Using the data below, gather each line that includes the word "Star".
= = = =
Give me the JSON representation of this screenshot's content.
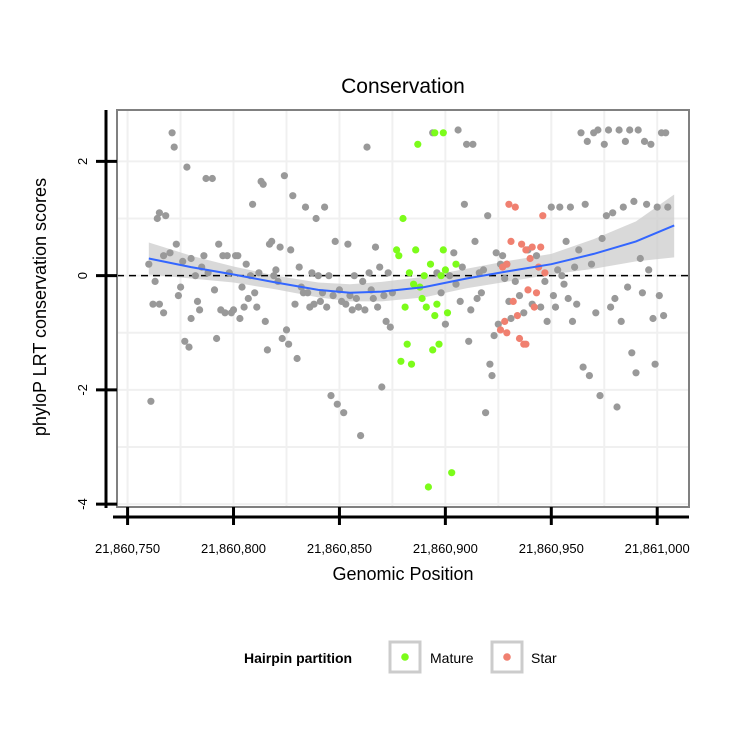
{
  "chart_data": {
    "type": "scatter",
    "title": "Conservation",
    "xlabel": "Genomic Position",
    "ylabel": "phyloP LRT conservation scores",
    "xlim": [
      21860745,
      21861015
    ],
    "ylim": [
      -4.05,
      2.9
    ],
    "x_ticks": [
      21860750,
      21860800,
      21860850,
      21860900,
      21860950,
      21861000
    ],
    "x_tick_labels": [
      "21,860,750",
      "21,860,800",
      "21,860,850",
      "21,860,900",
      "21,860,950",
      "21,861,000"
    ],
    "y_ticks": [
      -4,
      -2,
      0,
      2
    ],
    "y_tick_labels": [
      "-4",
      "-2",
      "0",
      "2"
    ],
    "reference_line": {
      "y": 0,
      "style": "dashed"
    },
    "grid": true,
    "colors": {
      "other": "#999999",
      "Mature": "#7cfc1a",
      "Star": "#f08070",
      "smooth_line": "#3366ff",
      "ribbon": "#cccccc",
      "panel_border": "#808080",
      "grid": "#f0f0f0"
    },
    "legend": {
      "title": "Hairpin partition",
      "position": "bottom",
      "entries": [
        {
          "label": "Mature",
          "series": "Mature"
        },
        {
          "label": "Star",
          "series": "Star"
        }
      ]
    },
    "smooth": {
      "x": [
        21860760,
        21860780,
        21860800,
        21860820,
        21860840,
        21860855,
        21860870,
        21860890,
        21860910,
        21860930,
        21860950,
        21860970,
        21860990,
        21861008
      ],
      "y": [
        0.3,
        0.15,
        0.02,
        -0.12,
        -0.25,
        -0.3,
        -0.28,
        -0.2,
        -0.05,
        0.08,
        0.2,
        0.38,
        0.6,
        0.88
      ],
      "lower": [
        0.02,
        -0.05,
        -0.12,
        -0.24,
        -0.38,
        -0.45,
        -0.45,
        -0.38,
        -0.22,
        -0.1,
        0.02,
        0.12,
        0.25,
        0.32
      ],
      "upper": [
        0.58,
        0.35,
        0.16,
        0.0,
        -0.12,
        -0.15,
        -0.11,
        -0.02,
        0.12,
        0.26,
        0.38,
        0.64,
        0.95,
        1.42
      ]
    },
    "series": [
      {
        "name": "other",
        "points": [
          [
            21860760,
            0.2
          ],
          [
            21860761,
            -2.2
          ],
          [
            21860762,
            -0.5
          ],
          [
            21860763,
            -0.1
          ],
          [
            21860764,
            1.0
          ],
          [
            21860765,
            1.1
          ],
          [
            21860765,
            -0.5
          ],
          [
            21860767,
            -0.65
          ],
          [
            21860767,
            0.35
          ],
          [
            21860768,
            1.05
          ],
          [
            21860770,
            0.4
          ],
          [
            21860771,
            2.5
          ],
          [
            21860772,
            2.25
          ],
          [
            21860773,
            0.55
          ],
          [
            21860774,
            -0.35
          ],
          [
            21860775,
            -0.2
          ],
          [
            21860776,
            0.25
          ],
          [
            21860777,
            -1.15
          ],
          [
            21860778,
            1.9
          ],
          [
            21860779,
            -1.25
          ],
          [
            21860780,
            0.3
          ],
          [
            21860780,
            -0.75
          ],
          [
            21860782,
            0.0
          ],
          [
            21860783,
            -0.45
          ],
          [
            21860784,
            -0.6
          ],
          [
            21860785,
            0.15
          ],
          [
            21860786,
            0.35
          ],
          [
            21860787,
            1.7
          ],
          [
            21860788,
            0.05
          ],
          [
            21860790,
            1.7
          ],
          [
            21860791,
            -0.25
          ],
          [
            21860792,
            -1.1
          ],
          [
            21860793,
            0.55
          ],
          [
            21860794,
            -0.6
          ],
          [
            21860795,
            0.35
          ],
          [
            21860796,
            -0.65
          ],
          [
            21860797,
            0.35
          ],
          [
            21860798,
            0.05
          ],
          [
            21860799,
            -0.65
          ],
          [
            21860800,
            -0.6
          ],
          [
            21860801,
            0.35
          ],
          [
            21860802,
            0.35
          ],
          [
            21860803,
            -0.75
          ],
          [
            21860804,
            -0.2
          ],
          [
            21860805,
            -0.55
          ],
          [
            21860806,
            0.2
          ],
          [
            21860807,
            -0.4
          ],
          [
            21860808,
            0.0
          ],
          [
            21860809,
            1.25
          ],
          [
            21860810,
            -0.3
          ],
          [
            21860811,
            -0.55
          ],
          [
            21860812,
            0.05
          ],
          [
            21860813,
            1.65
          ],
          [
            21860814,
            1.6
          ],
          [
            21860815,
            -0.8
          ],
          [
            21860816,
            -1.3
          ],
          [
            21860817,
            0.55
          ],
          [
            21860818,
            0.6
          ],
          [
            21860819,
            0.0
          ],
          [
            21860820,
            0.1
          ],
          [
            21860821,
            -0.1
          ],
          [
            21860822,
            0.5
          ],
          [
            21860823,
            -1.1
          ],
          [
            21860824,
            1.75
          ],
          [
            21860825,
            -0.95
          ],
          [
            21860826,
            -1.2
          ],
          [
            21860827,
            0.45
          ],
          [
            21860828,
            1.4
          ],
          [
            21860829,
            -0.5
          ],
          [
            21860830,
            -1.45
          ],
          [
            21860831,
            0.15
          ],
          [
            21860832,
            -0.2
          ],
          [
            21860833,
            -0.3
          ],
          [
            21860834,
            1.2
          ],
          [
            21860835,
            -0.3
          ],
          [
            21860836,
            -0.55
          ],
          [
            21860837,
            0.05
          ],
          [
            21860838,
            -0.5
          ],
          [
            21860839,
            1.0
          ],
          [
            21860840,
            0.0
          ],
          [
            21860841,
            -0.45
          ],
          [
            21860842,
            -0.3
          ],
          [
            21860843,
            1.2
          ],
          [
            21860844,
            -0.55
          ],
          [
            21860845,
            0.0
          ],
          [
            21860846,
            -2.1
          ],
          [
            21860847,
            -0.35
          ],
          [
            21860848,
            0.6
          ],
          [
            21860849,
            -2.25
          ],
          [
            21860850,
            -0.25
          ],
          [
            21860851,
            -0.45
          ],
          [
            21860852,
            -2.4
          ],
          [
            21860853,
            -0.5
          ],
          [
            21860854,
            0.55
          ],
          [
            21860855,
            -0.35
          ],
          [
            21860856,
            -0.6
          ],
          [
            21860857,
            0.0
          ],
          [
            21860858,
            -0.4
          ],
          [
            21860859,
            -0.55
          ],
          [
            21860860,
            -2.8
          ],
          [
            21860861,
            -0.1
          ],
          [
            21860862,
            -0.6
          ],
          [
            21860863,
            2.25
          ],
          [
            21860864,
            0.05
          ],
          [
            21860865,
            -0.25
          ],
          [
            21860866,
            -0.4
          ],
          [
            21860867,
            0.5
          ],
          [
            21860868,
            -0.55
          ],
          [
            21860869,
            0.15
          ],
          [
            21860870,
            -1.95
          ],
          [
            21860871,
            -0.35
          ],
          [
            21860872,
            -0.8
          ],
          [
            21860873,
            0.05
          ],
          [
            21860874,
            -0.9
          ],
          [
            21860875,
            -0.3
          ],
          [
            21860894,
            2.5
          ],
          [
            21860896,
            0.05
          ],
          [
            21860898,
            -0.3
          ],
          [
            21860900,
            -0.85
          ],
          [
            21860902,
            0.0
          ],
          [
            21860904,
            0.4
          ],
          [
            21860905,
            -0.15
          ],
          [
            21860906,
            2.55
          ],
          [
            21860907,
            -0.45
          ],
          [
            21860908,
            0.15
          ],
          [
            21860909,
            1.25
          ],
          [
            21860910,
            2.3
          ],
          [
            21860911,
            -1.15
          ],
          [
            21860912,
            -0.6
          ],
          [
            21860913,
            2.3
          ],
          [
            21860914,
            0.6
          ],
          [
            21860915,
            -0.4
          ],
          [
            21860916,
            0.05
          ],
          [
            21860917,
            -0.3
          ],
          [
            21860918,
            0.1
          ],
          [
            21860919,
            -2.4
          ],
          [
            21860920,
            1.05
          ],
          [
            21860921,
            -1.55
          ],
          [
            21860922,
            -1.75
          ],
          [
            21860923,
            -1.05
          ],
          [
            21860924,
            0.4
          ],
          [
            21860925,
            -0.85
          ],
          [
            21860926,
            0.2
          ],
          [
            21860927,
            0.35
          ],
          [
            21860928,
            -0.05
          ],
          [
            21860929,
            0.2
          ],
          [
            21860930,
            -0.45
          ],
          [
            21860931,
            -0.75
          ],
          [
            21860933,
            -0.1
          ],
          [
            21860935,
            -0.35
          ],
          [
            21860937,
            -0.65
          ],
          [
            21860939,
            0.45
          ],
          [
            21860941,
            -0.5
          ],
          [
            21860943,
            0.35
          ],
          [
            21860945,
            -0.55
          ],
          [
            21860947,
            -0.1
          ],
          [
            21860948,
            -0.8
          ],
          [
            21860950,
            1.2
          ],
          [
            21860951,
            -0.35
          ],
          [
            21860952,
            -0.55
          ],
          [
            21860953,
            0.1
          ],
          [
            21860954,
            1.2
          ],
          [
            21860955,
            0.0
          ],
          [
            21860956,
            -0.15
          ],
          [
            21860957,
            0.6
          ],
          [
            21860958,
            -0.4
          ],
          [
            21860959,
            1.2
          ],
          [
            21860960,
            -0.8
          ],
          [
            21860961,
            0.15
          ],
          [
            21860962,
            -0.5
          ],
          [
            21860963,
            0.45
          ],
          [
            21860964,
            2.5
          ],
          [
            21860965,
            -1.6
          ],
          [
            21860966,
            1.25
          ],
          [
            21860967,
            2.35
          ],
          [
            21860968,
            -1.75
          ],
          [
            21860969,
            0.2
          ],
          [
            21860970,
            2.5
          ],
          [
            21860971,
            -0.65
          ],
          [
            21860972,
            2.55
          ],
          [
            21860973,
            -2.1
          ],
          [
            21860974,
            0.65
          ],
          [
            21860975,
            2.3
          ],
          [
            21860976,
            1.05
          ],
          [
            21860977,
            2.55
          ],
          [
            21860978,
            -0.55
          ],
          [
            21860979,
            1.1
          ],
          [
            21860980,
            -0.4
          ],
          [
            21860981,
            -2.3
          ],
          [
            21860982,
            2.55
          ],
          [
            21860983,
            -0.8
          ],
          [
            21860984,
            1.2
          ],
          [
            21860985,
            2.35
          ],
          [
            21860986,
            -0.2
          ],
          [
            21860987,
            2.55
          ],
          [
            21860988,
            -1.35
          ],
          [
            21860989,
            1.3
          ],
          [
            21860990,
            -1.7
          ],
          [
            21860991,
            2.55
          ],
          [
            21860992,
            0.3
          ],
          [
            21860993,
            -0.3
          ],
          [
            21860994,
            2.35
          ],
          [
            21860995,
            1.25
          ],
          [
            21860996,
            0.1
          ],
          [
            21860997,
            2.3
          ],
          [
            21860998,
            -0.75
          ],
          [
            21860999,
            -1.55
          ],
          [
            21861000,
            1.2
          ],
          [
            21861001,
            -0.35
          ],
          [
            21861002,
            2.5
          ],
          [
            21861003,
            -0.7
          ],
          [
            21861004,
            2.5
          ],
          [
            21861005,
            1.2
          ]
        ]
      },
      {
        "name": "Mature",
        "points": [
          [
            21860877,
            0.45
          ],
          [
            21860878,
            0.35
          ],
          [
            21860879,
            -1.5
          ],
          [
            21860880,
            1.0
          ],
          [
            21860881,
            -0.55
          ],
          [
            21860882,
            -1.2
          ],
          [
            21860883,
            0.05
          ],
          [
            21860884,
            -1.55
          ],
          [
            21860885,
            -0.15
          ],
          [
            21860886,
            0.45
          ],
          [
            21860887,
            2.3
          ],
          [
            21860888,
            -0.2
          ],
          [
            21860889,
            -0.4
          ],
          [
            21860890,
            0.0
          ],
          [
            21860891,
            -0.55
          ],
          [
            21860892,
            -3.7
          ],
          [
            21860893,
            0.2
          ],
          [
            21860894,
            -1.3
          ],
          [
            21860895,
            -0.7
          ],
          [
            21860896,
            -0.5
          ],
          [
            21860897,
            -1.2
          ],
          [
            21860898,
            0.0
          ],
          [
            21860899,
            0.45
          ],
          [
            21860900,
            0.1
          ],
          [
            21860901,
            -0.65
          ],
          [
            21860903,
            -3.45
          ],
          [
            21860905,
            0.2
          ],
          [
            21860895,
            2.5
          ],
          [
            21860899,
            2.5
          ]
        ]
      },
      {
        "name": "Star",
        "points": [
          [
            21860926,
            -0.95
          ],
          [
            21860927,
            0.15
          ],
          [
            21860928,
            -0.8
          ],
          [
            21860929,
            -1.0
          ],
          [
            21860930,
            1.25
          ],
          [
            21860931,
            0.6
          ],
          [
            21860932,
            -0.45
          ],
          [
            21860933,
            1.2
          ],
          [
            21860934,
            -0.7
          ],
          [
            21860935,
            -1.1
          ],
          [
            21860936,
            0.55
          ],
          [
            21860937,
            -1.2
          ],
          [
            21860938,
            0.45
          ],
          [
            21860939,
            -0.25
          ],
          [
            21860940,
            0.3
          ],
          [
            21860941,
            0.5
          ],
          [
            21860942,
            -0.55
          ],
          [
            21860943,
            -0.3
          ],
          [
            21860944,
            0.15
          ],
          [
            21860945,
            0.5
          ],
          [
            21860946,
            1.05
          ],
          [
            21860947,
            0.05
          ],
          [
            21860929,
            0.2
          ],
          [
            21860938,
            -1.2
          ]
        ]
      }
    ]
  }
}
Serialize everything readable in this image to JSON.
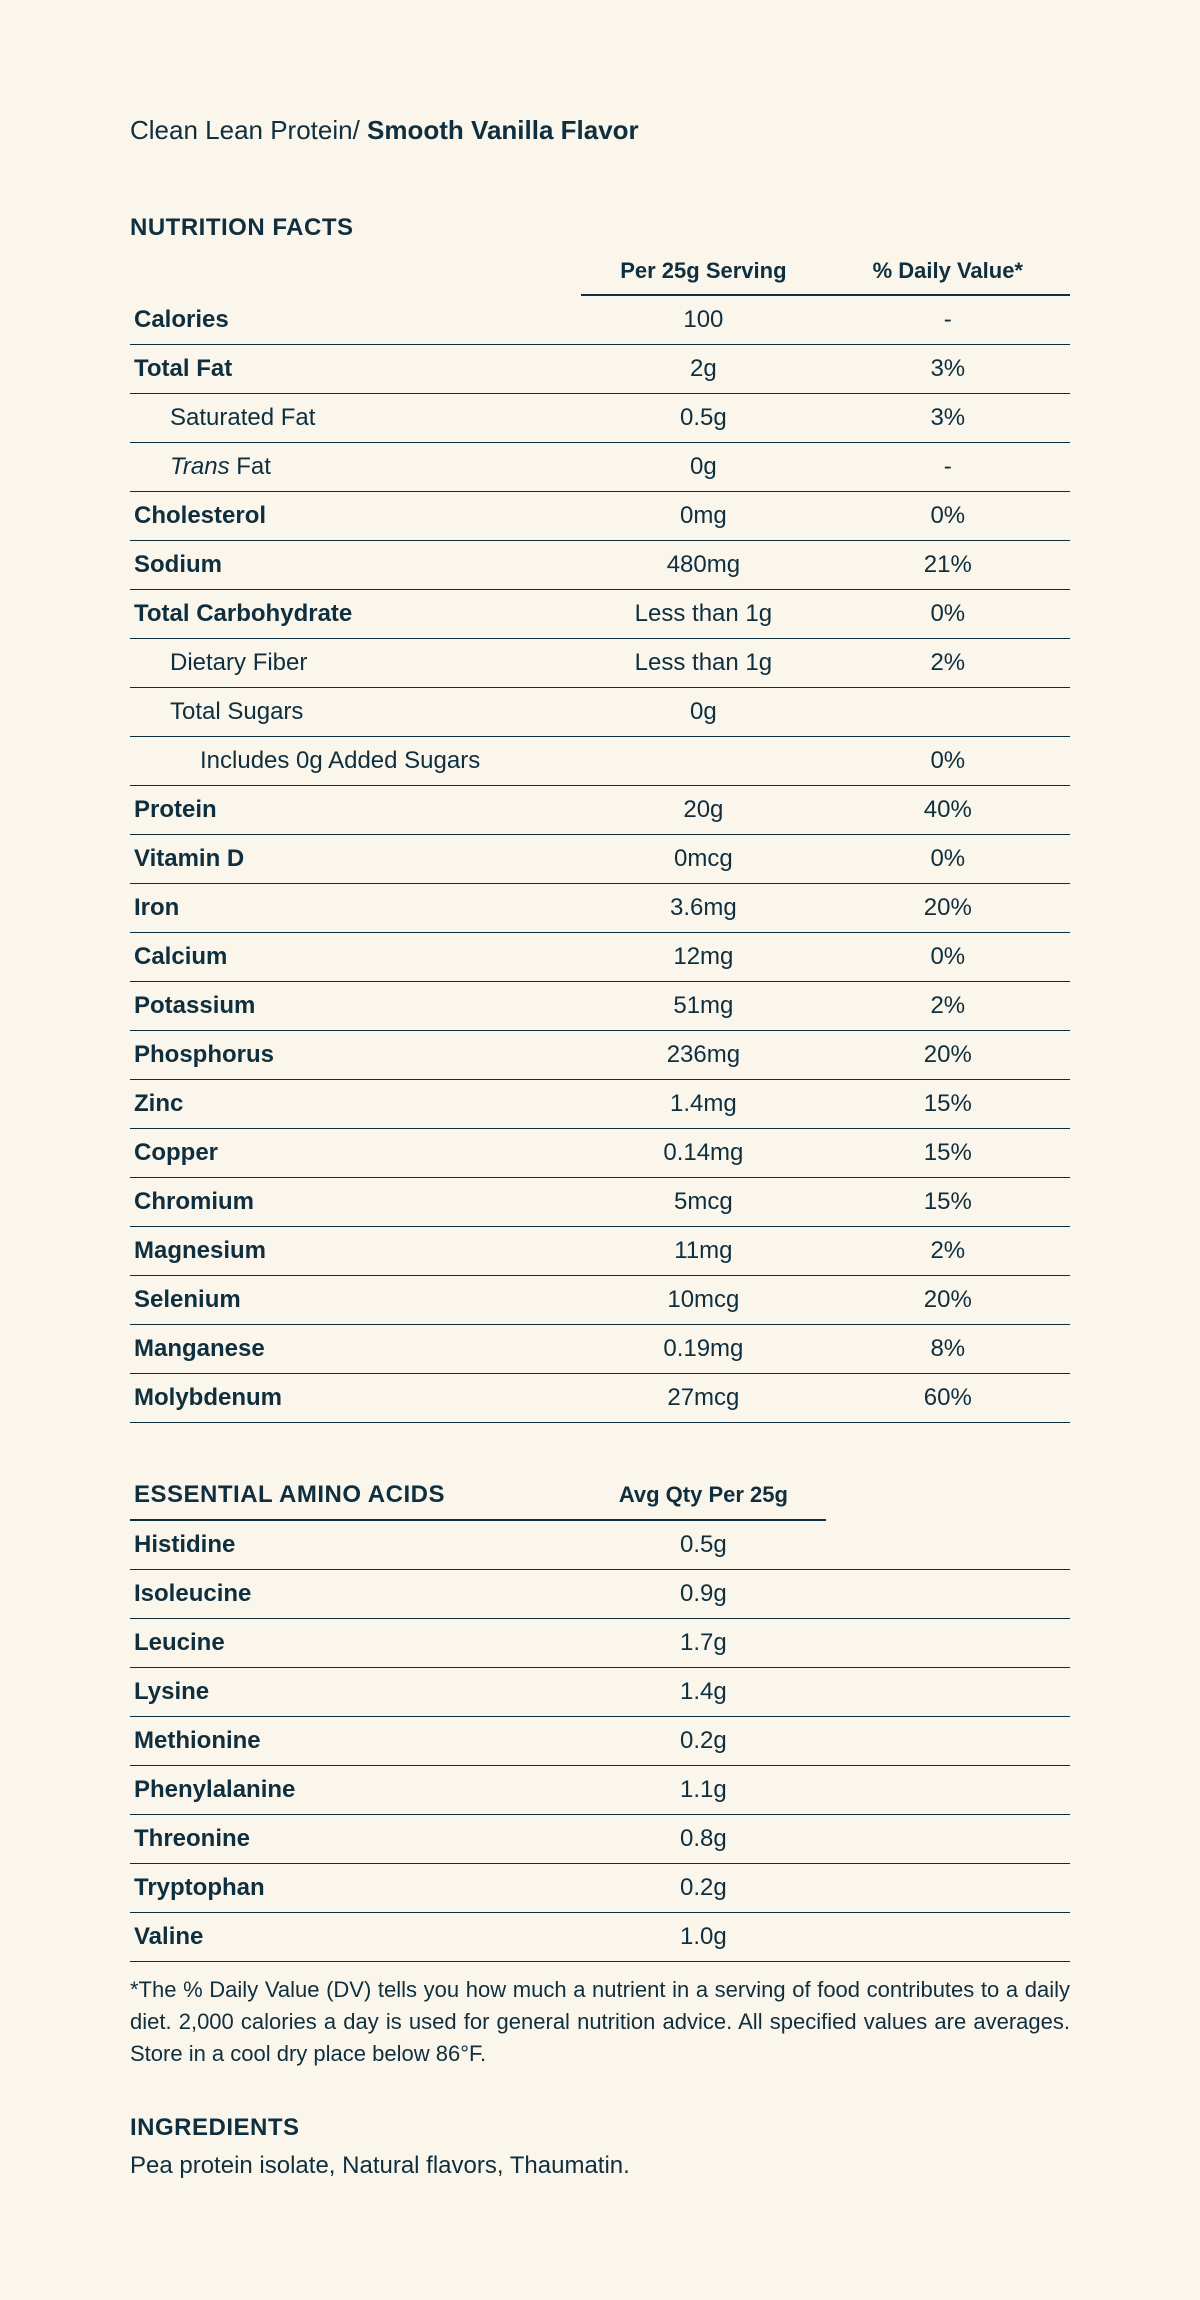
{
  "product": {
    "line1_prefix": "Clean Lean Protein/ ",
    "line1_bold": "Smooth Vanilla Flavor"
  },
  "nutrition": {
    "title": "NUTRITION FACTS",
    "col_serving": "Per 25g Serving",
    "col_dv": "% Daily Value*",
    "rows": [
      {
        "label": "Calories",
        "serving": "100",
        "dv": "-",
        "level": 0
      },
      {
        "label": "Total Fat",
        "serving": "2g",
        "dv": "3%",
        "level": 0
      },
      {
        "label": "Saturated Fat",
        "serving": "0.5g",
        "dv": "3%",
        "level": 1
      },
      {
        "label_html": "<span class='italic'>Trans</span> Fat",
        "serving": "0g",
        "dv": "-",
        "level": 1
      },
      {
        "label": "Cholesterol",
        "serving": "0mg",
        "dv": "0%",
        "level": 0
      },
      {
        "label": "Sodium",
        "serving": "480mg",
        "dv": "21%",
        "level": 0
      },
      {
        "label": "Total Carbohydrate",
        "serving": "Less than 1g",
        "dv": "0%",
        "level": 0
      },
      {
        "label": "Dietary Fiber",
        "serving": "Less than 1g",
        "dv": "2%",
        "level": 1
      },
      {
        "label": "Total Sugars",
        "serving": "0g",
        "dv": "",
        "level": 1
      },
      {
        "label": "Includes 0g Added Sugars",
        "serving": "",
        "dv": "0%",
        "level": 2
      },
      {
        "label": "Protein",
        "serving": "20g",
        "dv": "40%",
        "level": 0
      },
      {
        "label": "Vitamin D",
        "serving": "0mcg",
        "dv": "0%",
        "level": 0
      },
      {
        "label": "Iron",
        "serving": "3.6mg",
        "dv": "20%",
        "level": 0
      },
      {
        "label": "Calcium",
        "serving": "12mg",
        "dv": "0%",
        "level": 0
      },
      {
        "label": "Potassium",
        "serving": "51mg",
        "dv": "2%",
        "level": 0
      },
      {
        "label": "Phosphorus",
        "serving": "236mg",
        "dv": "20%",
        "level": 0
      },
      {
        "label": "Zinc",
        "serving": "1.4mg",
        "dv": "15%",
        "level": 0
      },
      {
        "label": "Copper",
        "serving": "0.14mg",
        "dv": "15%",
        "level": 0
      },
      {
        "label": "Chromium",
        "serving": "5mcg",
        "dv": "15%",
        "level": 0
      },
      {
        "label": "Magnesium",
        "serving": "11mg",
        "dv": "2%",
        "level": 0
      },
      {
        "label": "Selenium",
        "serving": "10mcg",
        "dv": "20%",
        "level": 0
      },
      {
        "label": "Manganese",
        "serving": "0.19mg",
        "dv": "8%",
        "level": 0
      },
      {
        "label": "Molybdenum",
        "serving": "27mcg",
        "dv": "60%",
        "level": 0
      }
    ]
  },
  "amino": {
    "title": "ESSENTIAL AMINO ACIDS",
    "col_avg": "Avg Qty Per 25g",
    "rows": [
      {
        "label": "Histidine",
        "val": "0.5g"
      },
      {
        "label": "Isoleucine",
        "val": "0.9g"
      },
      {
        "label": "Leucine",
        "val": "1.7g"
      },
      {
        "label": "Lysine",
        "val": "1.4g"
      },
      {
        "label": "Methionine",
        "val": "0.2g"
      },
      {
        "label": "Phenylalanine",
        "val": "1.1g"
      },
      {
        "label": "Threonine",
        "val": "0.8g"
      },
      {
        "label": "Tryptophan",
        "val": "0.2g"
      },
      {
        "label": "Valine",
        "val": "1.0g"
      }
    ]
  },
  "footnote": "*The % Daily Value (DV) tells you how much a nutrient in a serving of food contributes to a daily diet. 2,000 calories a day is used for general nutrition advice. All specified values are averages. Store in a cool dry place below 86°F.",
  "ingredients": {
    "title": "INGREDIENTS",
    "text": "Pea protein isolate, Natural flavors, Thaumatin."
  },
  "colors": {
    "background": "#faf6ec",
    "text": "#0f2f3f",
    "rule": "#0f2f3f"
  }
}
= = = =
### Task response
      "Star": "#f08070",
          "label": "Star",
          "series": "Star"
        "name": "Star",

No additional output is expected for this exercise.